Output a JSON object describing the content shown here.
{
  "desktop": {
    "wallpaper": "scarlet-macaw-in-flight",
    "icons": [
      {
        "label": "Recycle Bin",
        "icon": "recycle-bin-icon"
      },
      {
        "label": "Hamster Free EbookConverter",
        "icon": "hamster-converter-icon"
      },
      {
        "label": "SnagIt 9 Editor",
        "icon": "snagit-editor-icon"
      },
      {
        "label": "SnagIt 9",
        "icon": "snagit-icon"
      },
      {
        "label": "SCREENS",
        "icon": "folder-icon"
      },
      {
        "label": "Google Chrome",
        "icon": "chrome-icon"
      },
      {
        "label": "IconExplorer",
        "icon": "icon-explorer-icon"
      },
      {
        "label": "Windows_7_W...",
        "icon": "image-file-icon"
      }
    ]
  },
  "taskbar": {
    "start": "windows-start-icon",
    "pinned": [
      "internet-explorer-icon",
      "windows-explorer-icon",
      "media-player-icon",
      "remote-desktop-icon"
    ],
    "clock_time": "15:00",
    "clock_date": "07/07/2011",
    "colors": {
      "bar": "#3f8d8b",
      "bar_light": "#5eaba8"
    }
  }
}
━━━
→ WHAT TO PRODUCE
Extract each line from the listing above, please, and repeat it exactly.

→ RESULT
Output a JSON object describing the content shown here.
{
  "desktop": {
    "wallpaper": "scarlet-macaw-in-flight",
    "icons": [
      {
        "label": "Recycle Bin",
        "icon": "recycle-bin-icon"
      },
      {
        "label": "Hamster Free EbookConverter",
        "icon": "hamster-converter-icon"
      },
      {
        "label": "SnagIt 9 Editor",
        "icon": "snagit-editor-icon"
      },
      {
        "label": "SnagIt 9",
        "icon": "snagit-icon"
      },
      {
        "label": "SCREENS",
        "icon": "folder-icon"
      },
      {
        "label": "Google Chrome",
        "icon": "chrome-icon"
      },
      {
        "label": "IconExplorer",
        "icon": "icon-explorer-icon"
      },
      {
        "label": "Windows_7_W...",
        "icon": "image-file-icon"
      }
    ]
  },
  "taskbar": {
    "start": "windows-start-icon",
    "pinned": [
      "internet-explorer-icon",
      "windows-explorer-icon",
      "media-player-icon",
      "remote-desktop-icon"
    ],
    "clock_time": "15:00",
    "clock_date": "07/07/2011",
    "colors": {
      "bar": "#3f8d8b",
      "bar_light": "#5eaba8"
    }
  }
}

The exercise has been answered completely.